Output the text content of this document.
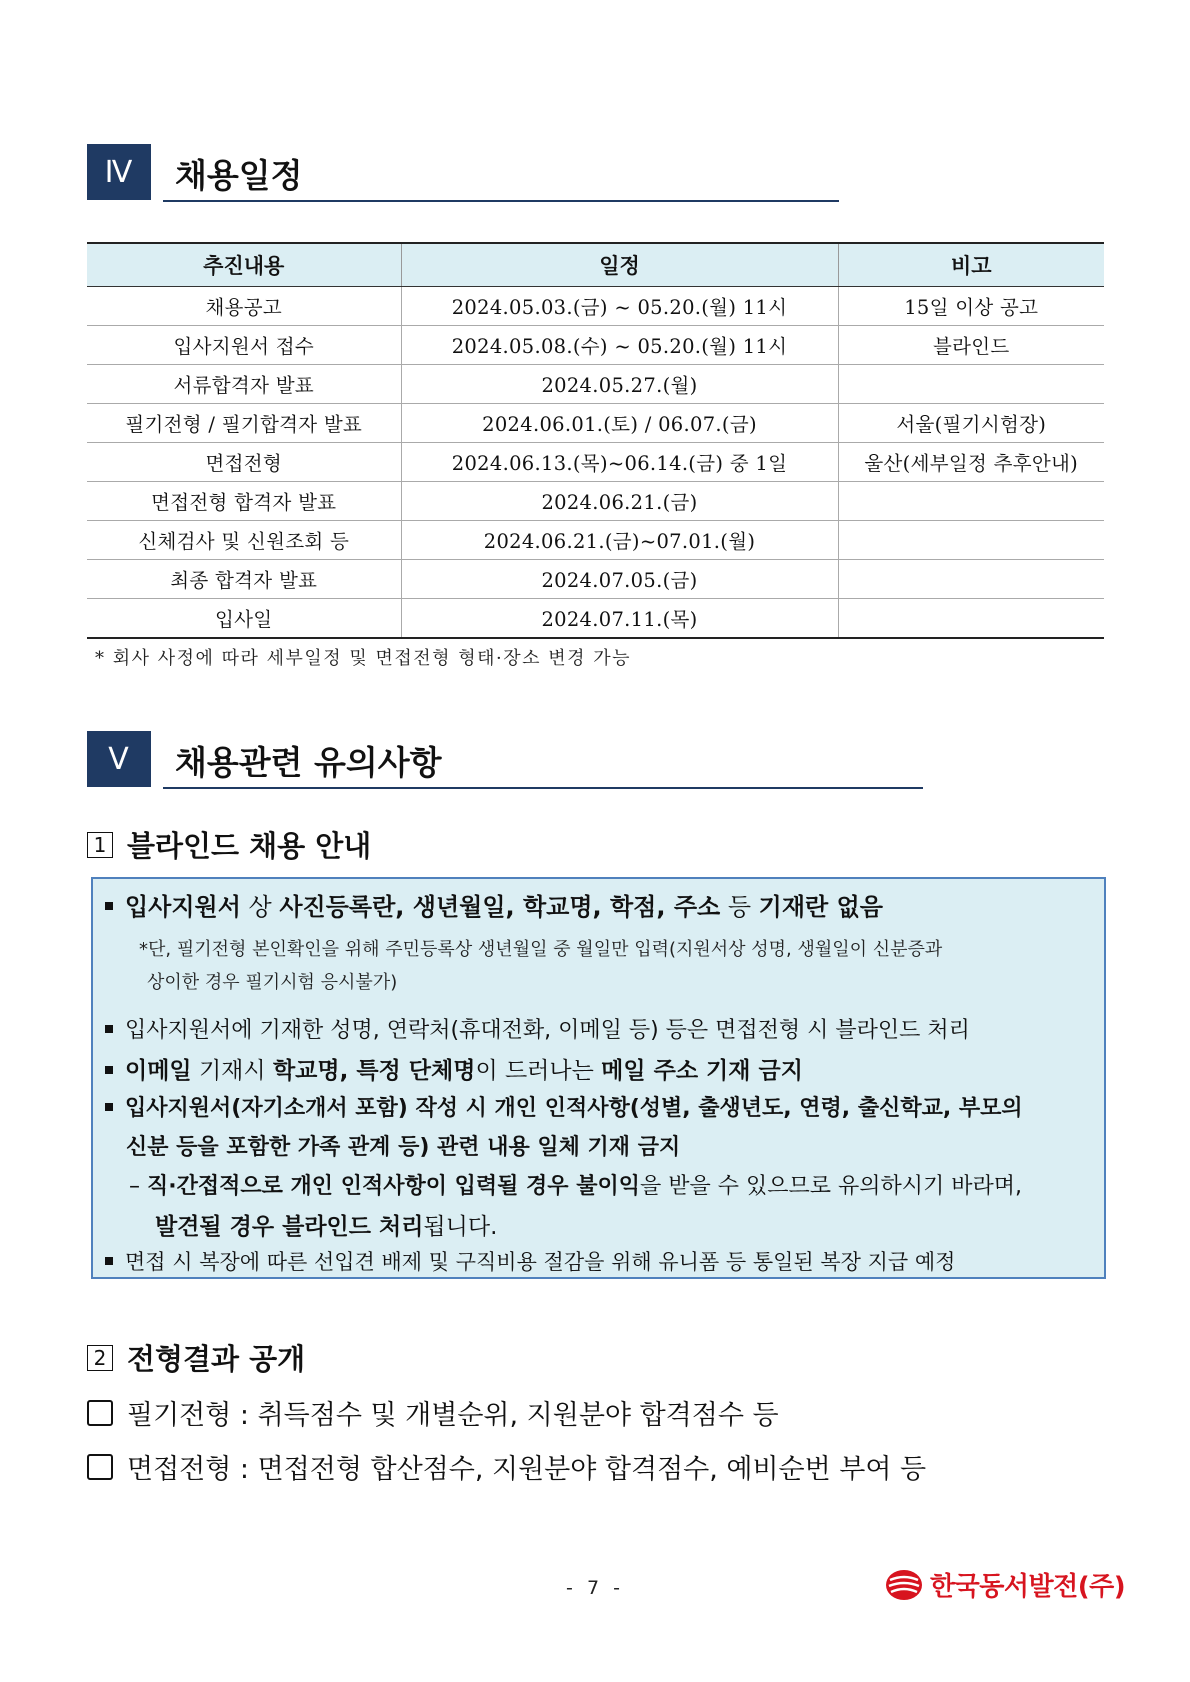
Ⅳ	채용일정
추진내용	일정	비고
채용공고	2024.05.03.(금) ~ 05.20.(월) 11시	15일 이상 공고
입사지원서 접수	2024.05.08.(수) ~ 05.20.(월) 11시	블라인드
서류합격자 발표	2024.05.27.(월)	
필기전형 / 필기합격자 발표	2024.06.01.(토) / 06.07.(금)	서울(필기시험장)
면접전형	2024.06.13.(목)~06.14.(금) 중 1일	울산(세부일정 추후안내)
면접전형 합격자 발표	2024.06.21.(금)	
신체검사 및 신원조회 등	2024.06.21.(금)~07.01.(월)	
최종 합격자 발표	2024.07.05.(금)	
입사일	2024.07.11.(목)	
* 회사 사정에 따라 세부일정 및 면접전형 형태·장소 변경 가능
Ⅴ	채용관련 유의사항
1 블라인드 채용 안내
입사지원서 상 사진등록란, 생년월일, 학교명, 학점, 주소 등 기재란 없음
*단, 필기전형 본인확인을 위해 주민등록상 생년월일 중 월일만 입력(지원서상 성명, 생월일이 신분증과
상이한 경우 필기시험 응시불가)
입사지원서에 기재한 성명, 연락처(휴대전화, 이메일 등) 등은 면접전형 시 블라인드 처리
이메일 기재시 학교명, 특정 단체명이 드러나는 메일 주소 기재 금지
입사지원서(자기소개서 포함) 작성 시 개인 인적사항(성별, 출생년도, 연령, 출신학교, 부모의
신분 등을 포함한 가족 관계 등) 관련 내용 일체 기재 금지
– 직·간접적으로 개인 인적사항이 입력될 경우 불이익을 받을 수 있으므로 유의하시기 바라며,
발견될 경우 블라인드 처리됩니다.
면접 시 복장에 따른 선입견 배제 및 구직비용 절감을 위해 유니폼 등 통일된 복장 지급 예정
2 전형결과 공개
필기전형 : 취득점수 및 개별순위, 지원분야 합격점수 등
면접전형 : 면접전형 합산점수, 지원분야 합격점수, 예비순번 부여 등
- 7 -	한국동서발전(주)
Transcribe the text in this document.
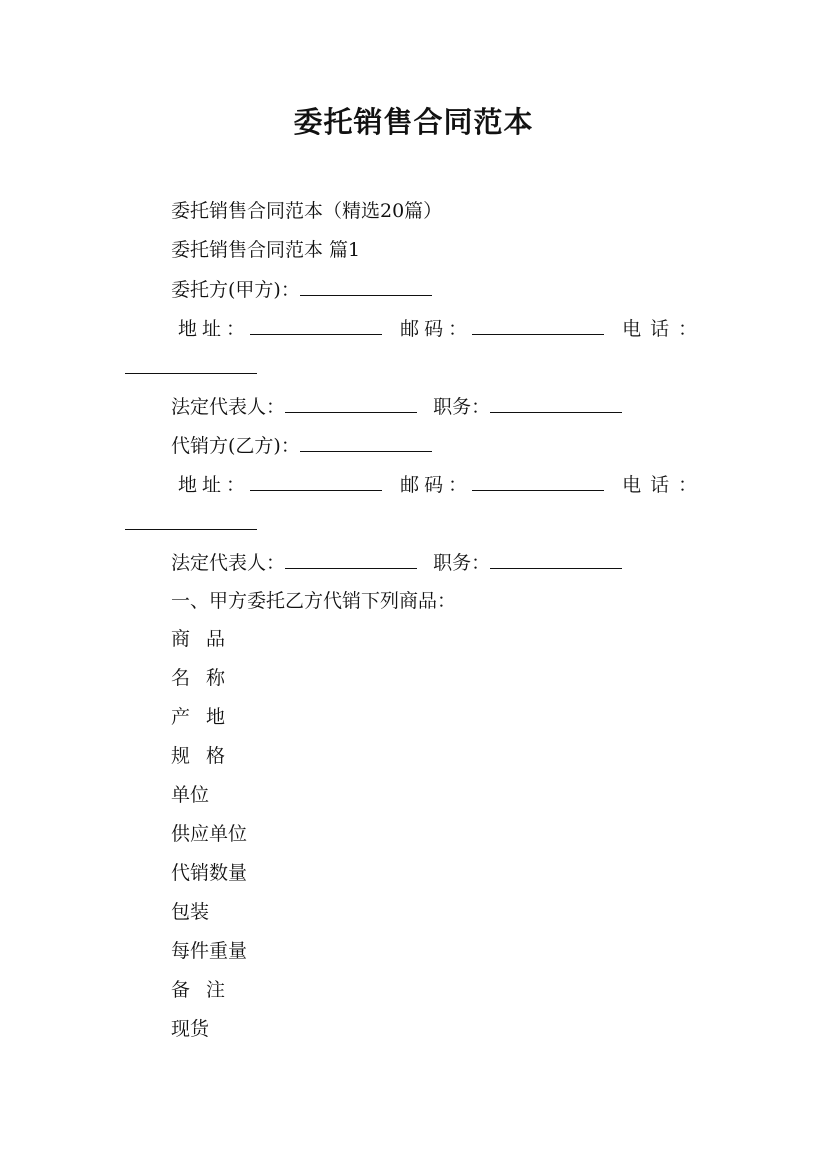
委托销售合同范本
委托销售合同范本（精选20篇）
委托销售合同范本 篇1
委托方(甲方)：
地址：	邮码：	电话：
法定代表人：	职务：
代销方(乙方)：
地址：	邮码：	电话：
法定代表人：	职务：
一、甲方委托乙方代销下列商品：
商 品
名 称
产 地
规 格
单位
供应单位
代销数量
包装
每件重量
备 注
现货
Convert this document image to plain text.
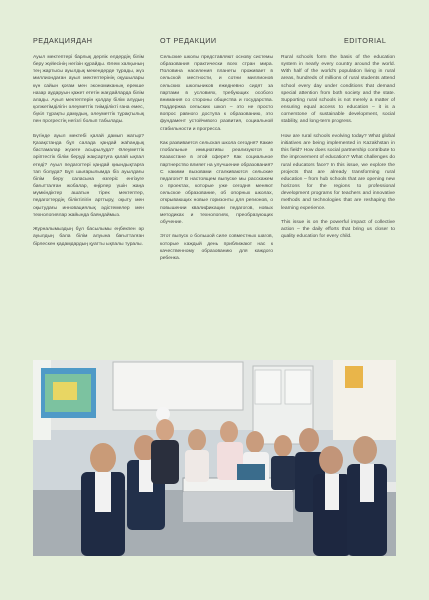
РЕДАКЦИЯДАН	ОТ РЕДАКЦИИ	EDITORIAL

Ауыл мектептері барлық дерлік елдердің білім беру жүйесінің негізін құрайды. Әлем халқының тең жартысы ауылдық мекендерде тұрады, жүз миллиондаған ауыл мектептерінің оқушылары күн сайын қоғам мен экономиканың ерекше назар аударуын қажет ететін жағдайларда білім алады. Ауыл мектептерін қолдау білім алудың қолжетімділігін әлеуметтік тиімділікті ғана емес, бүкіл тұрақты дамудың, әлеуметтік тұрақтылық пен прогрестің негізгі болып табылады.

Бүгінде ауыл мектебі қалай дамып жатыр? Қазақстанда бұл салада қандай жаһандық бастамалар жүзеге асырылуда? Әлеуметтік әріптестік білім беруді жақсартуға қалай ықпал етеді? Ауыл педагогтері қандай қиындықтарға тап болуда? Бұл шығарылымда біз ауылдағы білім беру саласына өзгеріс енгізуге бағытталған жобалар, өңірлер үшін жаңа мүмкіндіктер ашатын тірек мектептер, педагогтердің біліктілігін арттыру, оқыту мен оқытудағы инновациялық әдістемелер мен технологиялар жайында баяндаймыз.

Журналымыздың бұл басылымы еңбекпен әр ауылдың бала білім алуына бағытталған бірлескен қадамдардың қуатты ықпалы туралы.

Сельские школы представляют основу системы образования практически всех стран мира. Половина населения планеты проживает в сельской местности, и сотни миллионов сельских школьников ежедневно сидят за партами в условиях, требующих особого внимания со стороны общества и государства. Поддержка сельских школ – это не просто вопрос равного доступа к образованию, это фундамент устойчивого развития, социальной стабильности и прогресса.

Как развивается сельская школа сегодня? Какие глобальные инициативы реализуются в Казахстане в этой сфере? Как социальное партнерство влияет на улучшение образования? С какими вызовами сталкиваются сельские педагоги? В настоящем выпуске мы расскажем о проектах, которые уже сегодня меняют сельское образование, об опорных школах, открывающих новые горизонты для регионов, о повышении квалификации педагогов, новых методиках и технологиях, преобразующих обучение.

Этот выпуск о большой силе совместных шагов, которые каждый день приближают нас к качественному образованию для каждого ребенка.

Rural schools form the basis of the education system in nearly every country around the world. With half of the world's population living in rural areas, hundreds of millions of rural students attend school every day under conditions that demand special attention from both society and the state. Supporting rural schools is not merely a matter of ensuring equal access to education – it is a cornerstone of sustainable development, social stability, and long-term progress.

How are rural schools evolving today? What global initiatives are being implemented in Kazakhstan in this field? How does social partnership contribute to the improvement of education? What challenges do rural educators face? In this issue, we explore the projects that are already transforming rural education – from hub schools that are opening new horizons for the regions to professional development programs for teachers and innovative methods and technologies that are reshaping the learning experience.

This issue is on the powerful impact of collective action – the daily efforts that bring us closer to quality education for every child.
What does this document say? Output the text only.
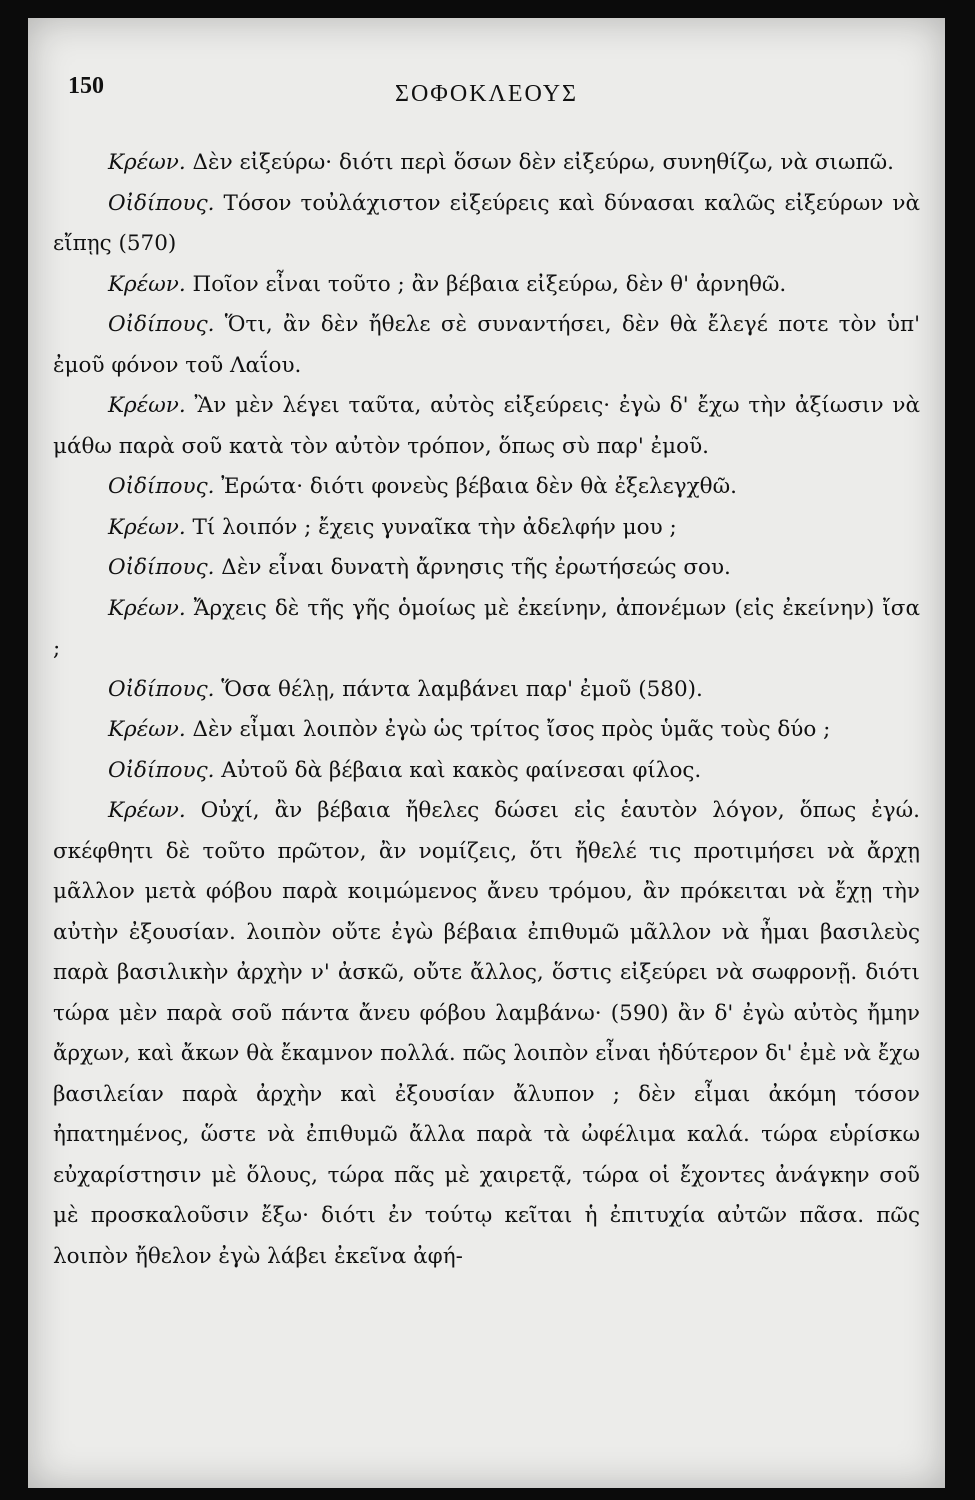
150	ΣΟΦΟΚΛΕΟΥΣ

Κρέων. Δὲν εἰξεύρω· διότι περὶ ὅσων δὲν εἰξεύρω, συνηθίζω, νὰ σιωπῶ.

Οἰδίπους. Τόσον τοὐλάχιστον εἰξεύρεις καὶ δύνασαι καλῶς εἰξεύρων νὰ εἴπῃς (570)

Κρέων. Ποῖον εἶναι τοῦτο ; ἂν βέβαια εἰξεύρω, δὲν θ' ἀρνηθῶ.

Οἰδίπους. Ὅτι, ἂν δὲν ἤθελε σὲ συναντήσει, δὲν θὰ ἔλεγέ ποτε τὸν ὑπ' ἐμοῦ φόνον τοῦ Λαΐου.

Κρέων. Ἂν μὲν λέγει ταῦτα, αὐτὸς εἰξεύρεις· ἐγὼ δ' ἔχω τὴν ἀξίωσιν νὰ μάθω παρὰ σοῦ κατὰ τὸν αὐτὸν τρόπον, ὅπως σὺ παρ' ἐμοῦ.

Οἰδίπους. Ἐρώτα· διότι φονεὺς βέβαια δὲν θὰ ἐξελεγχθῶ.

Κρέων. Τί λοιπόν ; ἔχεις γυναῖκα τὴν ἀδελφήν μου ;

Οἰδίπους. Δὲν εἶναι δυνατὴ ἄρνησις τῆς ἐρωτήσεώς σου.

Κρέων. Ἄρχεις δὲ τῆς γῆς ὁμοίως μὲ ἐκείνην, ἀπονέμων (εἰς ἐκείνην) ἴσα ;

Οἰδίπους. Ὅσα θέλῃ, πάντα λαμβάνει παρ' ἐμοῦ (580).

Κρέων. Δὲν εἶμαι λοιπὸν ἐγὼ ὡς τρίτος ἴσος πρὸς ὑμᾶς τοὺς δύο ;

Οἰδίπους. Αὐτοῦ δὰ βέβαια καὶ κακὸς φαίνεσαι φίλος.

Κρέων. Οὐχί, ἂν βέβαια ἤθελες δώσει εἰς ἑαυτὸν λόγον, ὅπως ἐγώ. σκέφθητι δὲ τοῦτο πρῶτον, ἂν νομίζεις, ὅτι ἤθελέ τις προτιμήσει νὰ ἄρχῃ μᾶλλον μετὰ φόβου παρὰ κοιμώμενος ἄνευ τρόμου, ἂν πρόκειται νὰ ἔχῃ τὴν αὐτὴν ἐξουσίαν. λοιπὸν οὔτε ἐγὼ βέβαια ἐπιθυμῶ μᾶλλον νὰ ἦμαι βασιλεὺς παρὰ βασιλικὴν ἀρχὴν ν' ἀσκῶ, οὔτε ἄλλος, ὅστις εἰξεύρει νὰ σωφρονῇ. διότι τώρα μὲν παρὰ σοῦ πάντα ἄνευ φόβου λαμβάνω· (590) ἂν δ' ἐγὼ αὐτὸς ἤμην ἄρχων, καὶ ἄκων θὰ ἔκαμνον πολλά. πῶς λοιπὸν εἶναι ἡδύτερον δι' ἐμὲ νὰ ἔχω βασιλείαν παρὰ ἀρχὴν καὶ ἐξουσίαν ἄλυπον ; δὲν εἶμαι ἀκόμη τόσον ἠπατημένος, ὥστε νὰ ἐπιθυμῶ ἄλλα παρὰ τὰ ὠφέλιμα καλά. τώρα εὑρίσκω εὐχαρίστησιν μὲ ὅλους, τώρα πᾶς μὲ χαιρετᾷ, τώρα οἱ ἔχοντες ἀνάγκην σοῦ μὲ προσκαλοῦσιν ἔξω· διότι ἐν τούτῳ κεῖται ἡ ἐπιτυχία αὐτῶν πᾶσα. πῶς λοιπὸν ἤθελον ἐγὼ λάβει ἐκεῖνα ἀφή-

▸ Work to be completed:
Consider the entries above and return each line with the string "ἐμοῦ".

▸ Task output:
Οἰδίπους. Ὅτι, ἂν δὲν ἤθελε σὲ συναντήσει, δὲν θὰ ἔλεγέ ποτε τὸν ὑπ' ἐμοῦ φόνον τοῦ Λαΐου.
Κρέων. Ἂν μὲν λέγει ταῦτα, αὐτὸς εἰξεύρεις· ἐγὼ δ' ἔχω τὴν ἀξίωσιν νὰ μάθω παρὰ σοῦ κατὰ τὸν αὐτὸν τρόπον, ὅπως σὺ παρ' ἐμοῦ.
Οἰδίπους. Ὅσα θέλῃ, πάντα λαμβάνει παρ' ἐμοῦ (580).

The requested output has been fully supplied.